(Stored data entries)

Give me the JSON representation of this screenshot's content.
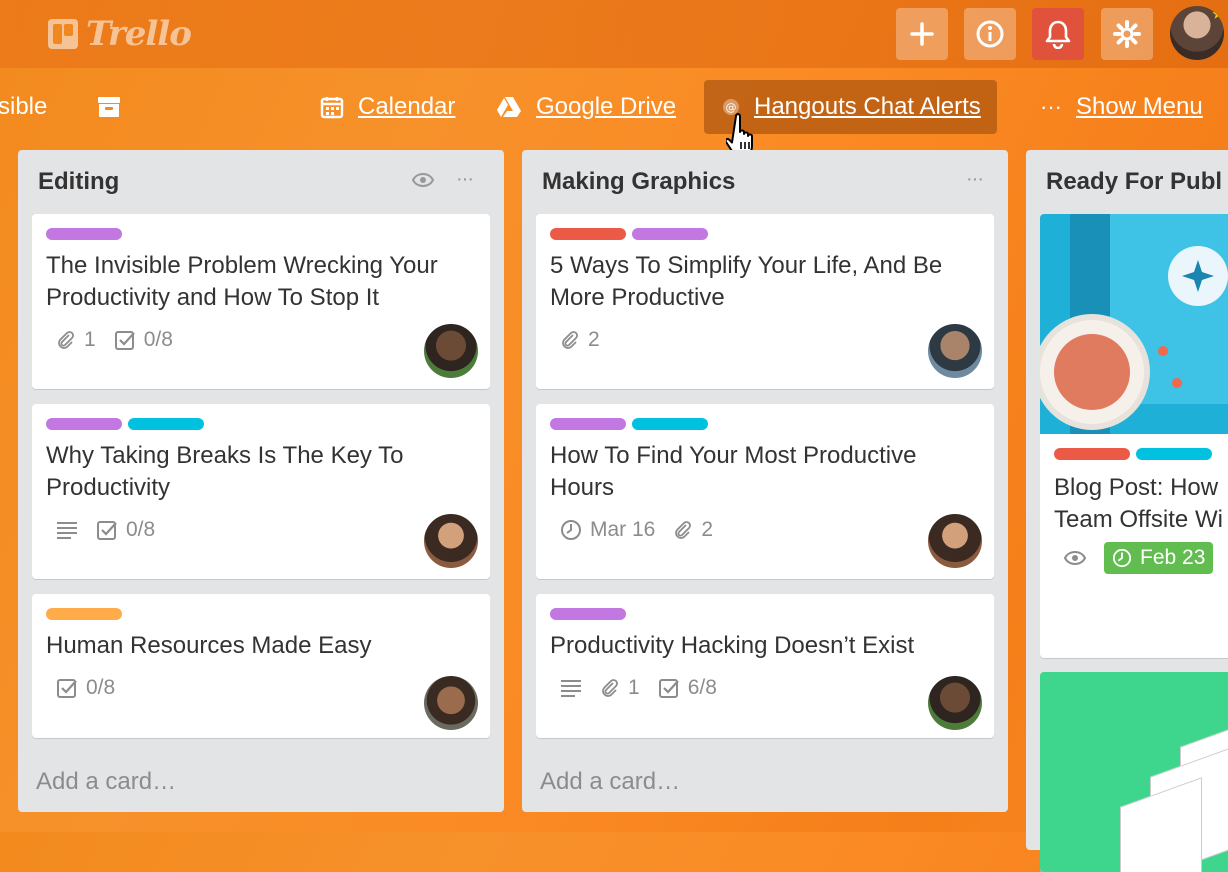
{
  "app": {
    "logo_text": "Trello"
  },
  "header": {
    "buttons": [
      {
        "name": "add-icon"
      },
      {
        "name": "info-icon"
      },
      {
        "name": "bell-icon"
      },
      {
        "name": "gear-icon"
      }
    ]
  },
  "boardbar": {
    "visibility_label": "sible",
    "calendar_label": "Calendar",
    "drive_label": "Google Drive",
    "hangouts_label": "Hangouts Chat Alerts",
    "show_menu_label": "Show Menu",
    "show_menu_dots": "···"
  },
  "lists": [
    {
      "title": "Editing",
      "cards": [
        {
          "labels": [
            "#c377e0"
          ],
          "title_l1": "The Invisible Problem Wrecking Your",
          "title_l2": "Productivity and How To Stop It",
          "attach": "1",
          "checklist": "0/8"
        },
        {
          "labels": [
            "#c377e0",
            "#00c2e0"
          ],
          "title_l1": "Why Taking Breaks Is The Key To",
          "title_l2": "Productivity",
          "checklist": "0/8"
        },
        {
          "labels": [
            "#ffab4a"
          ],
          "title_l1": "Human Resources Made Easy",
          "checklist": "0/8"
        }
      ],
      "add_card": "Add a card…"
    },
    {
      "title": "Making Graphics",
      "cards": [
        {
          "labels": [
            "#eb5a46",
            "#c377e0"
          ],
          "title_l1": "5 Ways To Simplify Your Life, And Be",
          "title_l2": "More Productive",
          "attach": "2"
        },
        {
          "labels": [
            "#c377e0",
            "#00c2e0"
          ],
          "title_l1": "How To Find Your Most Productive",
          "title_l2": "Hours",
          "due": "Mar 16",
          "attach": "2"
        },
        {
          "labels": [
            "#c377e0"
          ],
          "title_l1": "Productivity Hacking Doesn’t Exist",
          "attach": "1",
          "checklist": "6/8"
        }
      ],
      "add_card": "Add a card…"
    },
    {
      "title": "Ready For Publ",
      "cards": [
        {
          "labels": [
            "#eb5a46",
            "#00c2e0"
          ],
          "title_l1": "Blog Post: How",
          "title_l2": "Team Offsite Wi",
          "due": "Feb 23"
        }
      ]
    }
  ],
  "colors": {
    "label_purple": "#c377e0",
    "label_blue": "#00c2e0",
    "label_red": "#eb5a46",
    "label_orange": "#ffab4a",
    "due_complete": "#61bd4f",
    "notification_red": "#e0523c"
  }
}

Directive: Make an exact copy of the data, leaving its pictures out.

Written response:
Give me the JSON representation of this screenshot's content.
{
  "app": {
    "logo_text": "Trello"
  },
  "header": {
    "buttons": [
      {
        "name": "add-icon"
      },
      {
        "name": "info-icon"
      },
      {
        "name": "bell-icon"
      },
      {
        "name": "gear-icon"
      }
    ]
  },
  "boardbar": {
    "visibility_label": "sible",
    "calendar_label": "Calendar",
    "drive_label": "Google Drive",
    "hangouts_label": "Hangouts Chat Alerts",
    "show_menu_label": "Show Menu",
    "show_menu_dots": "···"
  },
  "lists": [
    {
      "title": "Editing",
      "cards": [
        {
          "labels": [
            "#c377e0"
          ],
          "title_l1": "The Invisible Problem Wrecking Your",
          "title_l2": "Productivity and How To Stop It",
          "attach": "1",
          "checklist": "0/8"
        },
        {
          "labels": [
            "#c377e0",
            "#00c2e0"
          ],
          "title_l1": "Why Taking Breaks Is The Key To",
          "title_l2": "Productivity",
          "checklist": "0/8"
        },
        {
          "labels": [
            "#ffab4a"
          ],
          "title_l1": "Human Resources Made Easy",
          "checklist": "0/8"
        }
      ],
      "add_card": "Add a card…"
    },
    {
      "title": "Making Graphics",
      "cards": [
        {
          "labels": [
            "#eb5a46",
            "#c377e0"
          ],
          "title_l1": "5 Ways To Simplify Your Life, And Be",
          "title_l2": "More Productive",
          "attach": "2"
        },
        {
          "labels": [
            "#c377e0",
            "#00c2e0"
          ],
          "title_l1": "How To Find Your Most Productive",
          "title_l2": "Hours",
          "due": "Mar 16",
          "attach": "2"
        },
        {
          "labels": [
            "#c377e0"
          ],
          "title_l1": "Productivity Hacking Doesn’t Exist",
          "attach": "1",
          "checklist": "6/8"
        }
      ],
      "add_card": "Add a card…"
    },
    {
      "title": "Ready For Publ",
      "cards": [
        {
          "labels": [
            "#eb5a46",
            "#00c2e0"
          ],
          "title_l1": "Blog Post: How",
          "title_l2": "Team Offsite Wi",
          "due": "Feb 23"
        }
      ]
    }
  ],
  "colors": {
    "label_purple": "#c377e0",
    "label_blue": "#00c2e0",
    "label_red": "#eb5a46",
    "label_orange": "#ffab4a",
    "due_complete": "#61bd4f",
    "notification_red": "#e0523c"
  }
}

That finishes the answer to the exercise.